PROBLEM
Each line of the listing must be transcribed exactly, except for the images, which should be excluded.

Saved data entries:
>>>>

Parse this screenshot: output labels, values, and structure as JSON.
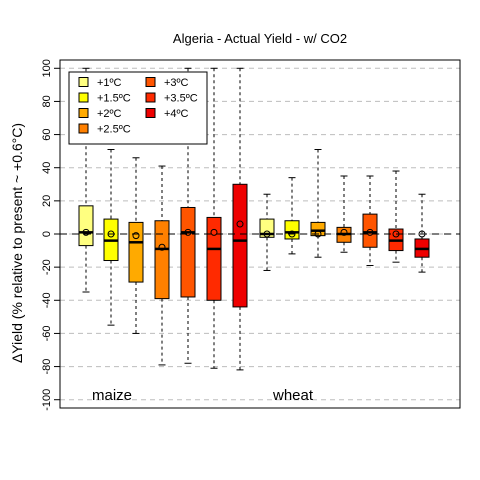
{
  "chart_data": {
    "type": "box",
    "title": "Algeria - Actual Yield - w/ CO2",
    "ylabel": "ΔYield (% relative to present ~ +0.6°C)",
    "xlabel": "",
    "ylim": [
      -105,
      105
    ],
    "yticks": [
      -100,
      -80,
      -60,
      -40,
      -20,
      0,
      20,
      40,
      60,
      80,
      100
    ],
    "grid": "horizontal-dashed",
    "legend_position": "top-left",
    "legend": [
      {
        "label": "+1ºC",
        "color": "#ffff80"
      },
      {
        "label": "+1.5ºC",
        "color": "#ffff00"
      },
      {
        "label": "+2ºC",
        "color": "#ffaa00"
      },
      {
        "label": "+2.5ºC",
        "color": "#ff8000"
      },
      {
        "label": "+3ºC",
        "color": "#ff5500"
      },
      {
        "label": "+3.5ºC",
        "color": "#ff2a00"
      },
      {
        "label": "+4ºC",
        "color": "#ee0000"
      }
    ],
    "groups": [
      {
        "label": "maize",
        "boxes": [
          {
            "level": "+1ºC",
            "color": "#ffff80",
            "whisker_low": -35,
            "q1": -7,
            "median": 1,
            "q3": 17,
            "whisker_high": 100,
            "mean": 1
          },
          {
            "level": "+1.5ºC",
            "color": "#ffff00",
            "whisker_low": -55,
            "q1": -16,
            "median": -4,
            "q3": 9,
            "whisker_high": 51,
            "mean": 0
          },
          {
            "level": "+2ºC",
            "color": "#ffaa00",
            "whisker_low": -60,
            "q1": -29,
            "median": -5,
            "q3": 7,
            "whisker_high": 46,
            "mean": -1
          },
          {
            "level": "+2.5ºC",
            "color": "#ff8000",
            "whisker_low": -79,
            "q1": -39,
            "median": -9,
            "q3": 8,
            "whisker_high": 41,
            "mean": -8
          },
          {
            "level": "+3ºC",
            "color": "#ff5500",
            "whisker_low": -78,
            "q1": -38,
            "median": 1,
            "q3": 16,
            "whisker_high": 100,
            "mean": 1
          },
          {
            "level": "+3.5ºC",
            "color": "#ff2a00",
            "whisker_low": -81,
            "q1": -40,
            "median": -9,
            "q3": 10,
            "whisker_high": 100,
            "mean": 1
          },
          {
            "level": "+4ºC",
            "color": "#ee0000",
            "whisker_low": -82,
            "q1": -44,
            "median": -4,
            "q3": 30,
            "whisker_high": 100,
            "mean": 6
          }
        ]
      },
      {
        "label": "wheat",
        "boxes": [
          {
            "level": "+1ºC",
            "color": "#ffff80",
            "whisker_low": -22,
            "q1": -2,
            "median": 0,
            "q3": 9,
            "whisker_high": 24,
            "mean": 0
          },
          {
            "level": "+1.5ºC",
            "color": "#ffff00",
            "whisker_low": -12,
            "q1": -3,
            "median": 1,
            "q3": 8,
            "whisker_high": 34,
            "mean": 0
          },
          {
            "level": "+2ºC",
            "color": "#ffaa00",
            "whisker_low": -14,
            "q1": -1,
            "median": 2,
            "q3": 7,
            "whisker_high": 51,
            "mean": 0
          },
          {
            "level": "+2.5ºC",
            "color": "#ff8000",
            "whisker_low": -11,
            "q1": -5,
            "median": 0,
            "q3": 4,
            "whisker_high": 35,
            "mean": 1
          },
          {
            "level": "+3ºC",
            "color": "#ff5500",
            "whisker_low": -19,
            "q1": -8,
            "median": 1,
            "q3": 12,
            "whisker_high": 35,
            "mean": 1
          },
          {
            "level": "+3.5ºC",
            "color": "#ff2a00",
            "whisker_low": -17,
            "q1": -10,
            "median": -4,
            "q3": 3,
            "whisker_high": 38,
            "mean": 0
          },
          {
            "level": "+4ºC",
            "color": "#ee0000",
            "whisker_low": -23,
            "q1": -14,
            "median": -9,
            "q3": -3,
            "whisker_high": 24,
            "mean": 0
          }
        ]
      }
    ]
  }
}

<<<<

SOLUTION BELOW
Parse this screenshot: output labels, values, and structure as JSON.
{
  "chart_data": {
    "type": "box",
    "title": "Algeria - Actual Yield - w/ CO2",
    "ylabel": "ΔYield (% relative to present ~ +0.6°C)",
    "xlabel": "",
    "ylim": [
      -105,
      105
    ],
    "yticks": [
      -100,
      -80,
      -60,
      -40,
      -20,
      0,
      20,
      40,
      60,
      80,
      100
    ],
    "grid": "horizontal-dashed",
    "legend_position": "top-left",
    "legend": [
      {
        "label": "+1ºC",
        "color": "#ffff80"
      },
      {
        "label": "+1.5ºC",
        "color": "#ffff00"
      },
      {
        "label": "+2ºC",
        "color": "#ffaa00"
      },
      {
        "label": "+2.5ºC",
        "color": "#ff8000"
      },
      {
        "label": "+3ºC",
        "color": "#ff5500"
      },
      {
        "label": "+3.5ºC",
        "color": "#ff2a00"
      },
      {
        "label": "+4ºC",
        "color": "#ee0000"
      }
    ],
    "groups": [
      {
        "label": "maize",
        "boxes": [
          {
            "level": "+1ºC",
            "color": "#ffff80",
            "whisker_low": -35,
            "q1": -7,
            "median": 1,
            "q3": 17,
            "whisker_high": 100,
            "mean": 1
          },
          {
            "level": "+1.5ºC",
            "color": "#ffff00",
            "whisker_low": -55,
            "q1": -16,
            "median": -4,
            "q3": 9,
            "whisker_high": 51,
            "mean": 0
          },
          {
            "level": "+2ºC",
            "color": "#ffaa00",
            "whisker_low": -60,
            "q1": -29,
            "median": -5,
            "q3": 7,
            "whisker_high": 46,
            "mean": -1
          },
          {
            "level": "+2.5ºC",
            "color": "#ff8000",
            "whisker_low": -79,
            "q1": -39,
            "median": -9,
            "q3": 8,
            "whisker_high": 41,
            "mean": -8
          },
          {
            "level": "+3ºC",
            "color": "#ff5500",
            "whisker_low": -78,
            "q1": -38,
            "median": 1,
            "q3": 16,
            "whisker_high": 100,
            "mean": 1
          },
          {
            "level": "+3.5ºC",
            "color": "#ff2a00",
            "whisker_low": -81,
            "q1": -40,
            "median": -9,
            "q3": 10,
            "whisker_high": 100,
            "mean": 1
          },
          {
            "level": "+4ºC",
            "color": "#ee0000",
            "whisker_low": -82,
            "q1": -44,
            "median": -4,
            "q3": 30,
            "whisker_high": 100,
            "mean": 6
          }
        ]
      },
      {
        "label": "wheat",
        "boxes": [
          {
            "level": "+1ºC",
            "color": "#ffff80",
            "whisker_low": -22,
            "q1": -2,
            "median": 0,
            "q3": 9,
            "whisker_high": 24,
            "mean": 0
          },
          {
            "level": "+1.5ºC",
            "color": "#ffff00",
            "whisker_low": -12,
            "q1": -3,
            "median": 1,
            "q3": 8,
            "whisker_high": 34,
            "mean": 0
          },
          {
            "level": "+2ºC",
            "color": "#ffaa00",
            "whisker_low": -14,
            "q1": -1,
            "median": 2,
            "q3": 7,
            "whisker_high": 51,
            "mean": 0
          },
          {
            "level": "+2.5ºC",
            "color": "#ff8000",
            "whisker_low": -11,
            "q1": -5,
            "median": 0,
            "q3": 4,
            "whisker_high": 35,
            "mean": 1
          },
          {
            "level": "+3ºC",
            "color": "#ff5500",
            "whisker_low": -19,
            "q1": -8,
            "median": 1,
            "q3": 12,
            "whisker_high": 35,
            "mean": 1
          },
          {
            "level": "+3.5ºC",
            "color": "#ff2a00",
            "whisker_low": -17,
            "q1": -10,
            "median": -4,
            "q3": 3,
            "whisker_high": 38,
            "mean": 0
          },
          {
            "level": "+4ºC",
            "color": "#ee0000",
            "whisker_low": -23,
            "q1": -14,
            "median": -9,
            "q3": -3,
            "whisker_high": 24,
            "mean": 0
          }
        ]
      }
    ]
  }
}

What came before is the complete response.